---------- Data supplied ----------

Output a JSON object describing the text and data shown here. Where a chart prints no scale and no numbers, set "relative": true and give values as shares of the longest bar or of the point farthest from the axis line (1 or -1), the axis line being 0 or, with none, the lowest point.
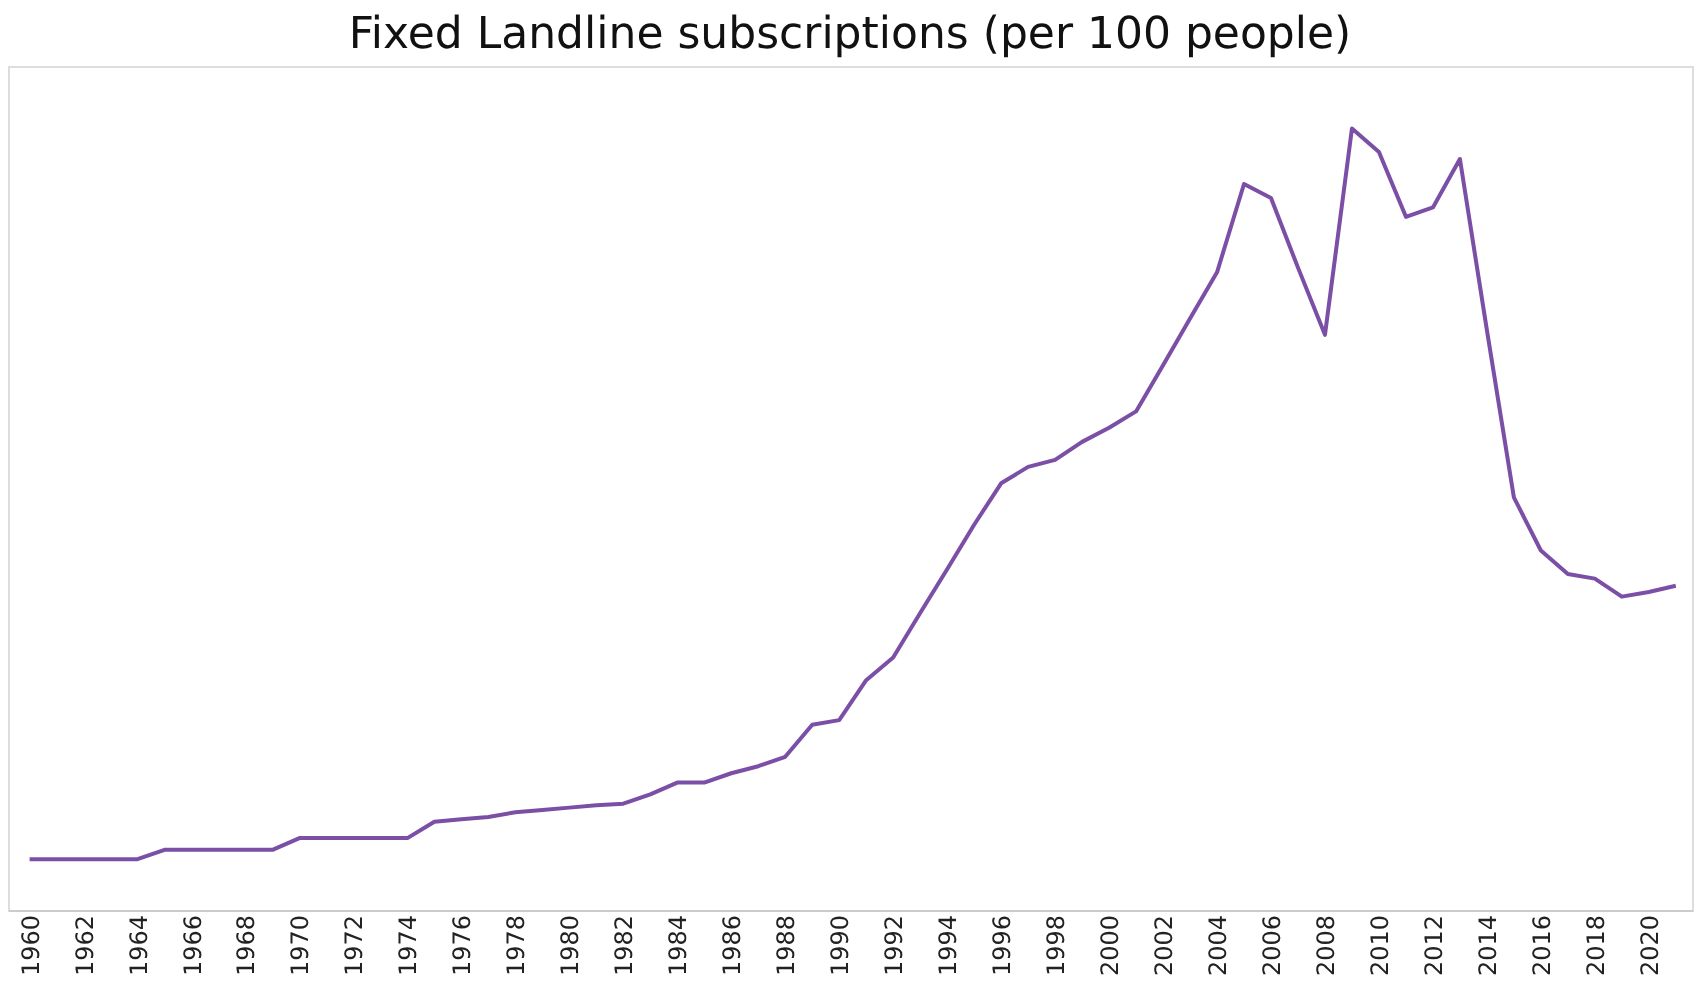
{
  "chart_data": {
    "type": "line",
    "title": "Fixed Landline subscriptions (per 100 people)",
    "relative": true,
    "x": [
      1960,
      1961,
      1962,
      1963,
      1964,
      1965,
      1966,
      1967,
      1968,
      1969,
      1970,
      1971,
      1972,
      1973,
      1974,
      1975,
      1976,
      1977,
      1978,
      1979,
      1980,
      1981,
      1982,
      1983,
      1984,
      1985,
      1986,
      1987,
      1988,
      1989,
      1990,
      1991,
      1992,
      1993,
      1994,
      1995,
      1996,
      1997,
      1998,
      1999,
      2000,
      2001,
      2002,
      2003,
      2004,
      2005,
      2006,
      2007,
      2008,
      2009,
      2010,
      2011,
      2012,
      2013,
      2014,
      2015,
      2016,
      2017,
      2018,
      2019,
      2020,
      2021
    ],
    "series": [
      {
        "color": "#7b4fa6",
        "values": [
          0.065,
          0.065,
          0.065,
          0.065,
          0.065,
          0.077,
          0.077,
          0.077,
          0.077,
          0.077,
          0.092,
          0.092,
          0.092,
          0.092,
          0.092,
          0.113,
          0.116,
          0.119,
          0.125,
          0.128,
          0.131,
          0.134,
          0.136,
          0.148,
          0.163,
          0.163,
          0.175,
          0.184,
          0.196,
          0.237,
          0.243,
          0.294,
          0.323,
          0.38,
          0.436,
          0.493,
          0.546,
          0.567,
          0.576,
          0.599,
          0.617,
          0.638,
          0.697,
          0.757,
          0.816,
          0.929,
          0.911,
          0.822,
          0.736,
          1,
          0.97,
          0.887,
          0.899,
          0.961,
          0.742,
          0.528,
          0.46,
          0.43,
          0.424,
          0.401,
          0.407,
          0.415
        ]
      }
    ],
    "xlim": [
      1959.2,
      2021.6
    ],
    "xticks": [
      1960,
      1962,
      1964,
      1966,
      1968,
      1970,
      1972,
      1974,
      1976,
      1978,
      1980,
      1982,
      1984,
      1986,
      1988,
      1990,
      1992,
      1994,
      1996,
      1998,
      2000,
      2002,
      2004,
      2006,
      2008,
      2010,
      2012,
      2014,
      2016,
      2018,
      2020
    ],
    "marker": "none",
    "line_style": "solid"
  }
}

----------

* [What you should do]:
Print the entries above exactly, taking out only the pictures.

* [Task solution]:
Output a JSON object describing the text and data shown here. Where a chart prints no scale and no numbers, set "relative": true and give values as shares of the longest bar or of the point farthest from the axis line (1 or -1), the axis line being 0 or, with none, the lowest point.
{
  "chart_data": {
    "type": "line",
    "title": "Fixed Landline subscriptions (per 100 people)",
    "relative": true,
    "x": [
      1960,
      1961,
      1962,
      1963,
      1964,
      1965,
      1966,
      1967,
      1968,
      1969,
      1970,
      1971,
      1972,
      1973,
      1974,
      1975,
      1976,
      1977,
      1978,
      1979,
      1980,
      1981,
      1982,
      1983,
      1984,
      1985,
      1986,
      1987,
      1988,
      1989,
      1990,
      1991,
      1992,
      1993,
      1994,
      1995,
      1996,
      1997,
      1998,
      1999,
      2000,
      2001,
      2002,
      2003,
      2004,
      2005,
      2006,
      2007,
      2008,
      2009,
      2010,
      2011,
      2012,
      2013,
      2014,
      2015,
      2016,
      2017,
      2018,
      2019,
      2020,
      2021
    ],
    "series": [
      {
        "color": "#7b4fa6",
        "values": [
          0.065,
          0.065,
          0.065,
          0.065,
          0.065,
          0.077,
          0.077,
          0.077,
          0.077,
          0.077,
          0.092,
          0.092,
          0.092,
          0.092,
          0.092,
          0.113,
          0.116,
          0.119,
          0.125,
          0.128,
          0.131,
          0.134,
          0.136,
          0.148,
          0.163,
          0.163,
          0.175,
          0.184,
          0.196,
          0.237,
          0.243,
          0.294,
          0.323,
          0.38,
          0.436,
          0.493,
          0.546,
          0.567,
          0.576,
          0.599,
          0.617,
          0.638,
          0.697,
          0.757,
          0.816,
          0.929,
          0.911,
          0.822,
          0.736,
          1,
          0.97,
          0.887,
          0.899,
          0.961,
          0.742,
          0.528,
          0.46,
          0.43,
          0.424,
          0.401,
          0.407,
          0.415
        ]
      }
    ],
    "xlim": [
      1959.2,
      2021.6
    ],
    "xticks": [
      1960,
      1962,
      1964,
      1966,
      1968,
      1970,
      1972,
      1974,
      1976,
      1978,
      1980,
      1982,
      1984,
      1986,
      1988,
      1990,
      1992,
      1994,
      1996,
      1998,
      2000,
      2002,
      2004,
      2006,
      2008,
      2010,
      2012,
      2014,
      2016,
      2018,
      2020
    ],
    "marker": "none",
    "line_style": "solid"
  }
}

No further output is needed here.